Stored records:
※ ※ ※
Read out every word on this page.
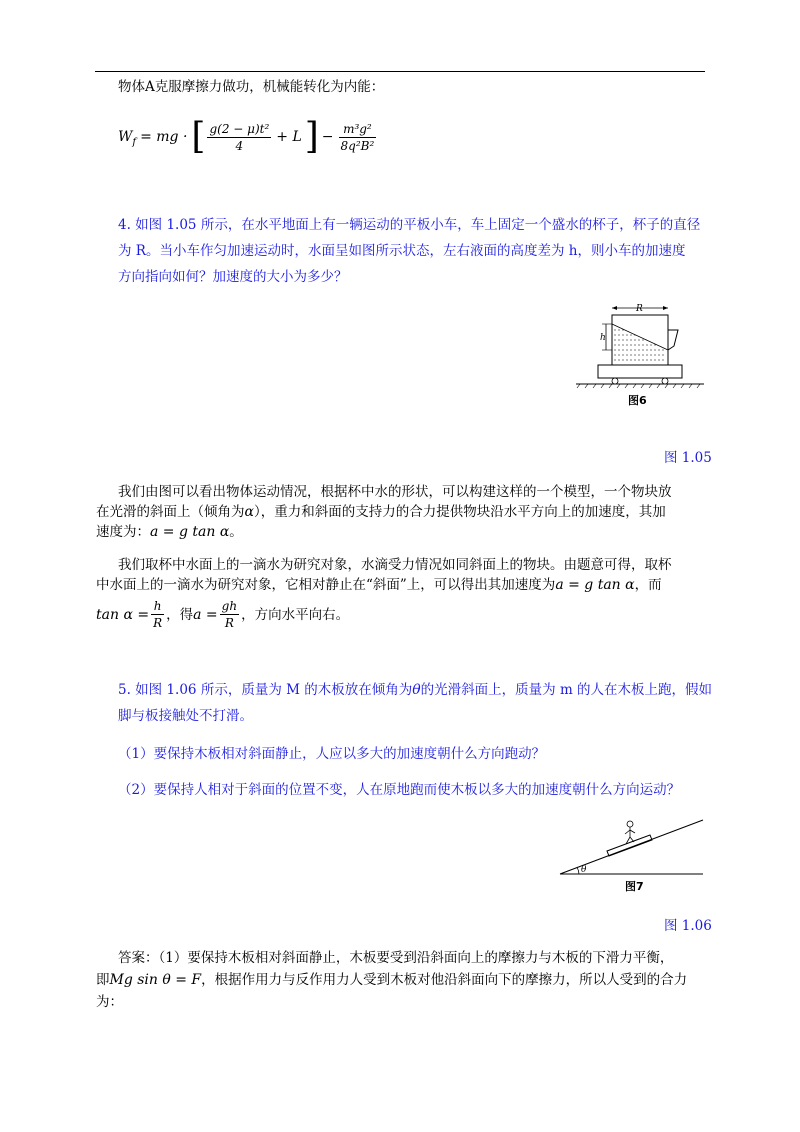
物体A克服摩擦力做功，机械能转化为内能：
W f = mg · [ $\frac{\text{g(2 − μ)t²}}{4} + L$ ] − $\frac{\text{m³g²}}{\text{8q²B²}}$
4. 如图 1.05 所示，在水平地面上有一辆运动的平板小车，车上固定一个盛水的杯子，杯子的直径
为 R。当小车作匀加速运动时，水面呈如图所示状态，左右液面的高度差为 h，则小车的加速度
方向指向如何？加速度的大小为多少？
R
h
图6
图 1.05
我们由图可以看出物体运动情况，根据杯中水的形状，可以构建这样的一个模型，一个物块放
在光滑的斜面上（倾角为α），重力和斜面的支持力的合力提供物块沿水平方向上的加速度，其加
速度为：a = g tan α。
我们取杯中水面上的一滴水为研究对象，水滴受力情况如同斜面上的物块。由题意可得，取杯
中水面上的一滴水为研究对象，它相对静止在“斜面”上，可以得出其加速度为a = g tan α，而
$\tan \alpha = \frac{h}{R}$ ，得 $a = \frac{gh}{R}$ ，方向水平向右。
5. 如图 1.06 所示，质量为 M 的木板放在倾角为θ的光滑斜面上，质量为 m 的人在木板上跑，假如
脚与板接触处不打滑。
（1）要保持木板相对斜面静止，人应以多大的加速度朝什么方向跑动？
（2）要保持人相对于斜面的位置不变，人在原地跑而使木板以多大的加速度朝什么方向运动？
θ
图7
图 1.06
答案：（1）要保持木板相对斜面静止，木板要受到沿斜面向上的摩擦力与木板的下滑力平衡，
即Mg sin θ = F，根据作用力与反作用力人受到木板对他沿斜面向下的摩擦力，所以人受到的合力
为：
※ ※ ※
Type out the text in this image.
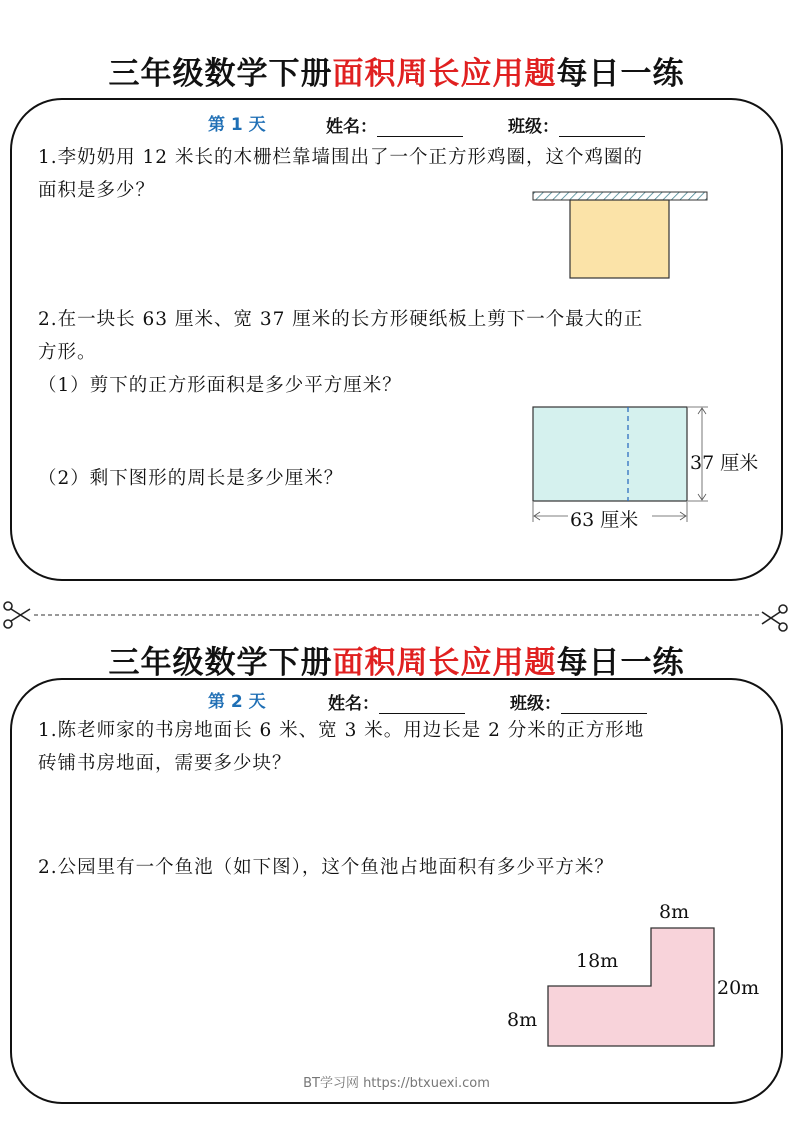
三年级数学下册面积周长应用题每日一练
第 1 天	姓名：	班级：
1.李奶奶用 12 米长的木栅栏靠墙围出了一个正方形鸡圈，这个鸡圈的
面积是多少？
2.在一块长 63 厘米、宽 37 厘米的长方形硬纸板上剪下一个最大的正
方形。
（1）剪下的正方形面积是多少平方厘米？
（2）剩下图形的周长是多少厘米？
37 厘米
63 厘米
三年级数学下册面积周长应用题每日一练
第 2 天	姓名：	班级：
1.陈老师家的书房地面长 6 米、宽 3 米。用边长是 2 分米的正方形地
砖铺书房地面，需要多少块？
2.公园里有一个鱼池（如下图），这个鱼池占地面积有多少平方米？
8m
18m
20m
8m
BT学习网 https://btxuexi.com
※ ※ ※
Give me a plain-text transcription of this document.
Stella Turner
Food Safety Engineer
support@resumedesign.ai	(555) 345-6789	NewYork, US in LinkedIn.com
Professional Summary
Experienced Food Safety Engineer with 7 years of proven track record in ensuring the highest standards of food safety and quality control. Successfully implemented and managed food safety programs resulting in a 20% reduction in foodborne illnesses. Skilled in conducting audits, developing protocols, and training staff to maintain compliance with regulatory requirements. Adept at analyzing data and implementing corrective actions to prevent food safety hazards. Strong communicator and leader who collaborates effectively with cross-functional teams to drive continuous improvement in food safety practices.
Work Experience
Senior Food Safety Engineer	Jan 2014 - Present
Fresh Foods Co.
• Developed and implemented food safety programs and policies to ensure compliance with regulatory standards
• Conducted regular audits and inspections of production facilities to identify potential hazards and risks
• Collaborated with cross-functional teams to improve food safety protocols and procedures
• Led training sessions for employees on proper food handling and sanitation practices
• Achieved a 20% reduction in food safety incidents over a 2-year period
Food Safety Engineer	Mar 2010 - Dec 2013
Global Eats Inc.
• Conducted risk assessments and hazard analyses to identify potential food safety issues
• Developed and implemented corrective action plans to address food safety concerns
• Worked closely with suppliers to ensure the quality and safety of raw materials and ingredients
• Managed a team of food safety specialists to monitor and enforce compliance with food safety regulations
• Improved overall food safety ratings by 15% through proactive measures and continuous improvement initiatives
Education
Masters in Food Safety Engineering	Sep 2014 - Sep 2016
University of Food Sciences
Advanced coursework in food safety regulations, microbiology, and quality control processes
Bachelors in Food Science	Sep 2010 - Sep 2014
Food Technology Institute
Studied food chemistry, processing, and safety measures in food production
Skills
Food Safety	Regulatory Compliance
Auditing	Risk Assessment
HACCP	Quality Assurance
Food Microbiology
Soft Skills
※ ※ ※
*STATED EXERCISE:* Where a line of the entries contains the word "要保持木板相对斜面静止", copy that line.

*TASK RESPONSE:*
（1）要保持木板相对斜面静止，人应以多大的加速度朝什么方向跑动？
答案：（1）要保持木板相对斜面静止，木板要受到沿斜面向上的摩擦力与木板的下滑力平衡，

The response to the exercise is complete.